(Listings of box coordinates)
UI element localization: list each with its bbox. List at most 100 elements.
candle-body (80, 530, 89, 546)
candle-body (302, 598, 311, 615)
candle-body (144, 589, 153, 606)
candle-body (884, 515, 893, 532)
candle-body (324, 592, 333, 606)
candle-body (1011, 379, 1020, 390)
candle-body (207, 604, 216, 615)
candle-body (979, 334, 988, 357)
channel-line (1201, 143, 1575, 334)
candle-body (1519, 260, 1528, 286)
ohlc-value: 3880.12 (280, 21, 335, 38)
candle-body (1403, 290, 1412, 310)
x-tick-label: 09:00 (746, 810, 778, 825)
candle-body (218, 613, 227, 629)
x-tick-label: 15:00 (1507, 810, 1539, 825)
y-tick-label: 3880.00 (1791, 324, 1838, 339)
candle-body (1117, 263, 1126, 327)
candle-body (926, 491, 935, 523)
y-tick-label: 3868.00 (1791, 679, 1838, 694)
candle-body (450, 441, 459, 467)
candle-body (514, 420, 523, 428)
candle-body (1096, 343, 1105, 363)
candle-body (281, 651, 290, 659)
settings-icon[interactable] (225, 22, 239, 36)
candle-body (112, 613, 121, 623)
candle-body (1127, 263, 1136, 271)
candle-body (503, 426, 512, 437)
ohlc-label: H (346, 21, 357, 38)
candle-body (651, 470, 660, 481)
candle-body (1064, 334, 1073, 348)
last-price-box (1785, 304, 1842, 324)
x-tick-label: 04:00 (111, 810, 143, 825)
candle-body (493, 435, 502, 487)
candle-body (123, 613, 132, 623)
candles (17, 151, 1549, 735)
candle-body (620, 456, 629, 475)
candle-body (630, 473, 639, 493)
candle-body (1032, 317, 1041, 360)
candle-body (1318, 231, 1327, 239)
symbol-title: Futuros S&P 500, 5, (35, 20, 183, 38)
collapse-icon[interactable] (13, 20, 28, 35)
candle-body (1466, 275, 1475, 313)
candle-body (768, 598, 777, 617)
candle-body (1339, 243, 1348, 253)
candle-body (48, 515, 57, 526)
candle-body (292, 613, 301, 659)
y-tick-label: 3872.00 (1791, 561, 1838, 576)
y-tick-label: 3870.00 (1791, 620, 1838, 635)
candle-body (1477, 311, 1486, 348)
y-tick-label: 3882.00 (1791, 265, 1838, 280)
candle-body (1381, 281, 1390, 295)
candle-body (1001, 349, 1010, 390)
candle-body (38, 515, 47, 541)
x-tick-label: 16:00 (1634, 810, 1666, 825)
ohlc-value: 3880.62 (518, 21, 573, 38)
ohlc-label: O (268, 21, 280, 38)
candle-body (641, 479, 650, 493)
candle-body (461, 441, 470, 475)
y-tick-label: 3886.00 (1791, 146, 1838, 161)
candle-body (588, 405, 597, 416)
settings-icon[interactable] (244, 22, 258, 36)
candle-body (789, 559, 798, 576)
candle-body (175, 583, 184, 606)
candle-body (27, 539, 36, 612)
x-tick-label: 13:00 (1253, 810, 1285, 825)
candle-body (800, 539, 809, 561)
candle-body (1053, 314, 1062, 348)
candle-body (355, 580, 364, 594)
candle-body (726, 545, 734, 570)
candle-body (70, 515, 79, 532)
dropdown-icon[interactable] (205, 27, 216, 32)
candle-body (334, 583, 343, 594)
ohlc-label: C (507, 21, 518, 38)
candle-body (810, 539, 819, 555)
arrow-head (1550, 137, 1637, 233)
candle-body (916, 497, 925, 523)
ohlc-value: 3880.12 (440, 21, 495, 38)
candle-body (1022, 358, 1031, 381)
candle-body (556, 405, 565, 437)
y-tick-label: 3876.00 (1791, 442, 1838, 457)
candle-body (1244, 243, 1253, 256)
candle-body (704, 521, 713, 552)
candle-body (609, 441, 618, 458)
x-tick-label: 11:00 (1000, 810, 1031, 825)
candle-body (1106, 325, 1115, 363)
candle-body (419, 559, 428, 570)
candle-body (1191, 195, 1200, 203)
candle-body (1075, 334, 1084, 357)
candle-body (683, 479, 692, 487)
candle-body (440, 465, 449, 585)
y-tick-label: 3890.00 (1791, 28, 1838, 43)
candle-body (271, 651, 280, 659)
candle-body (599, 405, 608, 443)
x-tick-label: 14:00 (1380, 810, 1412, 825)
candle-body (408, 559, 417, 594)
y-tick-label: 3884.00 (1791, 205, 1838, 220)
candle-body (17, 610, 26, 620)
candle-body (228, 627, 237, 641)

Instruction ::
Recast every line of the material above as a numbered list, skipping any blank lines.

Exercise response ::
1. UI element localization: list each with its bbox. List at most 100 elements.
2. candle-body (80, 530, 89, 546)
3. candle-body (302, 598, 311, 615)
4. candle-body (144, 589, 153, 606)
5. candle-body (884, 515, 893, 532)
6. candle-body (324, 592, 333, 606)
7. candle-body (1011, 379, 1020, 390)
8. candle-body (207, 604, 216, 615)
9. candle-body (979, 334, 988, 357)
10. channel-line (1201, 143, 1575, 334)
11. candle-body (1519, 260, 1528, 286)
12. ohlc-value: 3880.12 (280, 21, 335, 38)
13. candle-body (1403, 290, 1412, 310)
14. x-tick-label: 09:00 (746, 810, 778, 825)
15. candle-body (218, 613, 227, 629)
16. x-tick-label: 15:00 (1507, 810, 1539, 825)
17. y-tick-label: 3880.00 (1791, 324, 1838, 339)
18. candle-body (1117, 263, 1126, 327)
19. candle-body (926, 491, 935, 523)
20. y-tick-label: 3868.00 (1791, 679, 1838, 694)
21. candle-body (450, 441, 459, 467)
22. candle-body (514, 420, 523, 428)
23. candle-body (1096, 343, 1105, 363)
24. candle-body (281, 651, 290, 659)
25. settings-icon[interactable] (225, 22, 239, 36)
26. candle-body (112, 613, 121, 623)
27. candle-body (1127, 263, 1136, 271)
28. candle-body (503, 426, 512, 437)
29. ohlc-label: H (346, 21, 357, 38)
30. candle-body (651, 470, 660, 481)
31. candle-body (1064, 334, 1073, 348)
32. last-price-box (1785, 304, 1842, 324)
33. x-tick-label: 04:00 (111, 810, 143, 825)
34. candle-body (493, 435, 502, 487)
35. candle-body (123, 613, 132, 623)
36. candles (17, 151, 1549, 735)
37. candle-body (620, 456, 629, 475)
38. candle-body (630, 473, 639, 493)
39. candle-body (1032, 317, 1041, 360)
40. candle-body (1318, 231, 1327, 239)
41. symbol-title: Futuros S&P 500, 5, (35, 20, 183, 38)
42. collapse-icon[interactable] (13, 20, 28, 35)
43. candle-body (1466, 275, 1475, 313)
44. candle-body (768, 598, 777, 617)
45. candle-body (1339, 243, 1348, 253)
46. candle-body (48, 515, 57, 526)
47. candle-body (292, 613, 301, 659)
48. y-tick-label: 3872.00 (1791, 561, 1838, 576)
49. y-tick-label: 3870.00 (1791, 620, 1838, 635)
50. candle-body (1477, 311, 1486, 348)
51. y-tick-label: 3882.00 (1791, 265, 1838, 280)
52. candle-body (1381, 281, 1390, 295)
53. candle-body (1001, 349, 1010, 390)
54. candle-body (38, 515, 47, 541)
55. x-tick-label: 16:00 (1634, 810, 1666, 825)
56. ohlc-value: 3880.62 (518, 21, 573, 38)
57. ohlc-label: O (268, 21, 280, 38)
58. candle-body (641, 479, 650, 493)
59. candle-body (461, 441, 470, 475)
60. y-tick-label: 3886.00 (1791, 146, 1838, 161)
61. candle-body (588, 405, 597, 416)
62. settings-icon[interactable] (244, 22, 258, 36)
63. candle-body (789, 559, 798, 576)
64. candle-body (175, 583, 184, 606)
65. candle-body (27, 539, 36, 612)
66. x-tick-label: 13:00 (1253, 810, 1285, 825)
67. candle-body (800, 539, 809, 561)
68. candle-body (1053, 314, 1062, 348)
69. candle-body (355, 580, 364, 594)
70. candle-body (726, 545, 734, 570)
71. candle-body (70, 515, 79, 532)
72. dropdown-icon[interactable] (205, 27, 216, 32)
73. candle-body (334, 583, 343, 594)
74. ohlc-label: C (507, 21, 518, 38)
75. candle-body (810, 539, 819, 555)
76. arrow-head (1550, 137, 1637, 233)
77. candle-body (916, 497, 925, 523)
78. ohlc-value: 3880.12 (440, 21, 495, 38)
79. candle-body (1022, 358, 1031, 381)
80. candle-body (556, 405, 565, 437)
81. y-tick-label: 3876.00 (1791, 442, 1838, 457)
82. candle-body (1244, 243, 1253, 256)
83. candle-body (704, 521, 713, 552)
84. candle-body (609, 441, 618, 458)
85. x-tick-label: 11:00 (1000, 810, 1031, 825)
86. candle-body (1106, 325, 1115, 363)
87. candle-body (419, 559, 428, 570)
88. candle-body (1191, 195, 1200, 203)
89. candle-body (1075, 334, 1084, 357)
90. candle-body (683, 479, 692, 487)
91. candle-body (440, 465, 449, 585)
92. y-tick-label: 3890.00 (1791, 28, 1838, 43)
93. candle-body (271, 651, 280, 659)
94. candle-body (599, 405, 608, 443)
95. x-tick-label: 14:00 (1380, 810, 1412, 825)
96. candle-body (408, 559, 417, 594)
97. y-tick-label: 3884.00 (1791, 205, 1838, 220)
98. candle-body (17, 610, 26, 620)
99. candle-body (228, 627, 237, 641)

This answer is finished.